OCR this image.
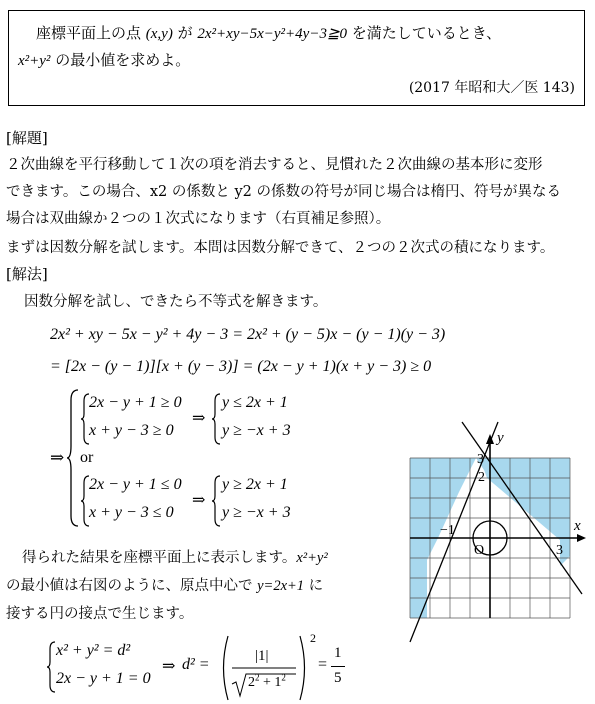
座標平面上の点 (x,y) が 2x²+xy−5x−y²+4y−3≧0 を満たしているとき、
x²+y² の最小値を求めよ。
(2017 年昭和大／医 143)
[解題]
２次曲線を平行移動して１次の項を消去すると、見慣れた２次曲線の基本形に変形
できます。この場合、x2 の係数と y2 の係数の符号が同じ場合は楕円、符号が異なる
場合は双曲線か２つの１次式になります（右頁補足参照）。
まずは因数分解を試します。本問は因数分解できて、２つの２次式の積になります。
[解法]
因数分解を試し、できたら不等式を解きます。
2x² + xy − 5x − y² + 4y − 3 = 2x² + (y − 5)x − (y − 1)(y − 3)
= [2x − (y − 1)][x + (y − 3)] = (2x − y + 1)(x + y − 3) ≥ 0
⇒
2x − y + 1 ≥ 0
x + y − 3 ≥ 0
⇒
y ≤ 2x + 1
y ≥ −x + 3
or
2x − y + 1 ≤ 0
x + y − 3 ≤ 0
⇒
y ≥ 2x + 1
y ≥ −x + 3
得られた結果を座標平面上に表示します。x²+y²
の最小値は右図のように、原点中心で y=2x+1 に
接する円の接点で生じます。
x² + y² = d²
2x − y + 1 = 0
⇒ d² =	|1|
$2^2 + 1^2$
2
=
1
5
y
x
3
2
−1
O	3
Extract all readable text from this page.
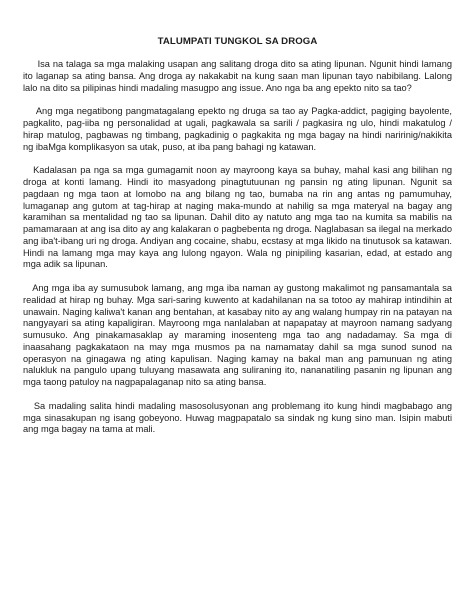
TALUMPATI TUNGKOL SA DROGA

Isa na talaga sa mga malaking usapan ang salitang droga dito sa ating lipunan. Ngunit hindi lamang ito laganap sa ating bansa. Ang droga ay nakakabit na kung saan man lipunan tayo nabibilang. Lalong lalo na dito sa pilipinas hindi madaling masugpo ang issue. Ano nga ba ang epekto nito sa tao?

Ang mga negatibong pangmatagalang epekto ng druga sa tao ay Pagka-addict, pagiging bayolente, pagkalito, pag-iiba ng personalidad at ugali, pagkawala sa sarili / pagkasira ng ulo, hindi makatulog / hirap matulog, pagbawas ng timbang, pagkadinig o pagkakita ng mga bagay na hindi naririnig/nakikita ng ibaMga komplikasyon sa utak, puso, at iba pang bahagi ng katawan.

Kadalasan pa nga sa mga gumagamit noon ay mayroong kaya sa buhay, mahal kasi ang bilihan ng droga at konti lamang. Hindi ito masyadong pinagtutuunan ng pansin ng ating lipunan. Ngunit sa pagdaan ng mga taon at lomobo na ang bilang ng tao, bumaba na rin ang antas ng pamumuhay, lumaganap ang gutom at tag-hirap at naging maka-mundo at nahilig sa mga materyal na bagay ang karamihan sa mentalidad ng tao sa lipunan. Dahil dito ay natuto ang mga tao na kumita sa mabilis na pamamaraan at ang isa dito ay ang kalakaran o pagbebenta ng droga. Naglabasan sa ilegal na merkado ang iba't-ibang uri ng droga. Andiyan ang cocaine, shabu, ecstasy at mga likido na tinutusok sa katawan. Hindi na lamang mga may kaya ang lulong ngayon. Wala ng pinipiling kasarian, edad, at estado ang mga adik sa lipunan.

Ang mga iba ay sumusubok lamang, ang mga iba naman ay gustong makalimot ng pansamantala sa realidad at hirap ng buhay. Mga sari-saring kuwento at kadahilanan na sa totoo ay mahirap intindihin at unawain. Naging kaliwa't kanan ang bentahan, at kasabay nito ay ang walang humpay rin na patayan na nangyayari sa ating kapaligiran. Mayroong mga nanlalaban at napapatay at mayroon namang sadyang sumusuko. Ang pinakamasaklap ay maraming inosenteng mga tao ang nadadamay. Sa mga di inaasahang pagkakataon na may mga musmos pa na namamatay dahil sa mga sunod sunod na operasyon na ginagawa ng ating kapulisan. Naging kamay na bakal man ang pamunuan ng ating nalukluk na pangulo upang tuluyang masawata ang suliraning ito, nananatiling pasanin ng lipunan ang mga taong patuloy na nagpapalaganap nito sa ating bansa.

Sa madaling salita hindi madaling masosolusyonan ang problemang ito kung hindi magbabago ang mga sinasakupan ng isang gobeyono. Huwag magpapatalo sa sindak ng kung sino man. Isipin mabuti ang mga bagay na tama at mali.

--------

- REQUIREMENT: Your task is to set down the records shown above exactly, minus any pictures.

- RESULT:
OCR this image.
座標平面上の点 (x,y) が 2x²+xy−5x−y²+4y−3≧0 を満たしているとき、
x²+y² の最小値を求めよ。
(2017 年昭和大／医 143)
[解題]
２次曲線を平行移動して１次の項を消去すると、見慣れた２次曲線の基本形に変形
できます。この場合、x2 の係数と y2 の係数の符号が同じ場合は楕円、符号が異なる
場合は双曲線か２つの１次式になります（右頁補足参照）。
まずは因数分解を試します。本問は因数分解できて、２つの２次式の積になります。
[解法]
因数分解を試し、できたら不等式を解きます。
2x² + xy − 5x − y² + 4y − 3 = 2x² + (y − 5)x − (y − 1)(y − 3)
= [2x − (y − 1)][x + (y − 3)] = (2x − y + 1)(x + y − 3) ≥ 0
⇒
2x − y + 1 ≥ 0
x + y − 3 ≥ 0
⇒
y ≤ 2x + 1
y ≥ −x + 3
or
2x − y + 1 ≤ 0
x + y − 3 ≤ 0
⇒
y ≥ 2x + 1
y ≥ −x + 3
得られた結果を座標平面上に表示します。x²+y²
の最小値は右図のように、原点中心で y=2x+1 に
接する円の接点で生じます。
x² + y² = d²
2x − y + 1 = 0
⇒ d² =	|1|
$2^2 + 1^2$
2
=
1
5
y
x
3
2
−1
O	3
Extract all readable text from this page.
TALUMPATI TUNGKOL SA DROGA

Isa na talaga sa mga malaking usapan ang salitang droga dito sa ating lipunan. Ngunit hindi lamang ito laganap sa ating bansa. Ang droga ay nakakabit na kung saan man lipunan tayo nabibilang. Lalong lalo na dito sa pilipinas hindi madaling masugpo ang issue. Ano nga ba ang epekto nito sa tao?

Ang mga negatibong pangmatagalang epekto ng druga sa tao ay Pagka-addict, pagiging bayolente, pagkalito, pag-iiba ng personalidad at ugali, pagkawala sa sarili / pagkasira ng ulo, hindi makatulog / hirap matulog, pagbawas ng timbang, pagkadinig o pagkakita ng mga bagay na hindi naririnig/nakikita ng ibaMga komplikasyon sa utak, puso, at iba pang bahagi ng katawan.

Kadalasan pa nga sa mga gumagamit noon ay mayroong kaya sa buhay, mahal kasi ang bilihan ng droga at konti lamang. Hindi ito masyadong pinagtutuunan ng pansin ng ating lipunan. Ngunit sa pagdaan ng mga taon at lomobo na ang bilang ng tao, bumaba na rin ang antas ng pamumuhay, lumaganap ang gutom at tag-hirap at naging maka-mundo at nahilig sa mga materyal na bagay ang karamihan sa mentalidad ng tao sa lipunan. Dahil dito ay natuto ang mga tao na kumita sa mabilis na pamamaraan at ang isa dito ay ang kalakaran o pagbebenta ng droga. Naglabasan sa ilegal na merkado ang iba't-ibang uri ng droga. Andiyan ang cocaine, shabu, ecstasy at mga likido na tinutusok sa katawan. Hindi na lamang mga may kaya ang lulong ngayon. Wala ng pinipiling kasarian, edad, at estado ang mga adik sa lipunan.

Ang mga iba ay sumusubok lamang, ang mga iba naman ay gustong makalimot ng pansamantala sa realidad at hirap ng buhay. Mga sari-saring kuwento at kadahilanan na sa totoo ay mahirap intindihin at unawain. Naging kaliwa't kanan ang bentahan, at kasabay nito ay ang walang humpay rin na patayan na nangyayari sa ating kapaligiran. Mayroong mga nanlalaban at napapatay at mayroon namang sadyang sumusuko. Ang pinakamasaklap ay maraming inosenteng mga tao ang nadadamay. Sa mga di inaasahang pagkakataon na may mga musmos pa na namamatay dahil sa mga sunod sunod na operasyon na ginagawa ng ating kapulisan. Naging kamay na bakal man ang pamunuan ng ating nalukluk na pangulo upang tuluyang masawata ang suliraning ito, nananatiling pasanin ng lipunan ang mga taong patuloy na nagpapalaganap nito sa ating bansa.

Sa madaling salita hindi madaling masosolusyonan ang problemang ito kung hindi magbabago ang mga sinasakupan ng isang gobeyono. Huwag magpapatalo sa sindak ng kung sino man. Isipin mabuti ang mga bagay na tama at mali.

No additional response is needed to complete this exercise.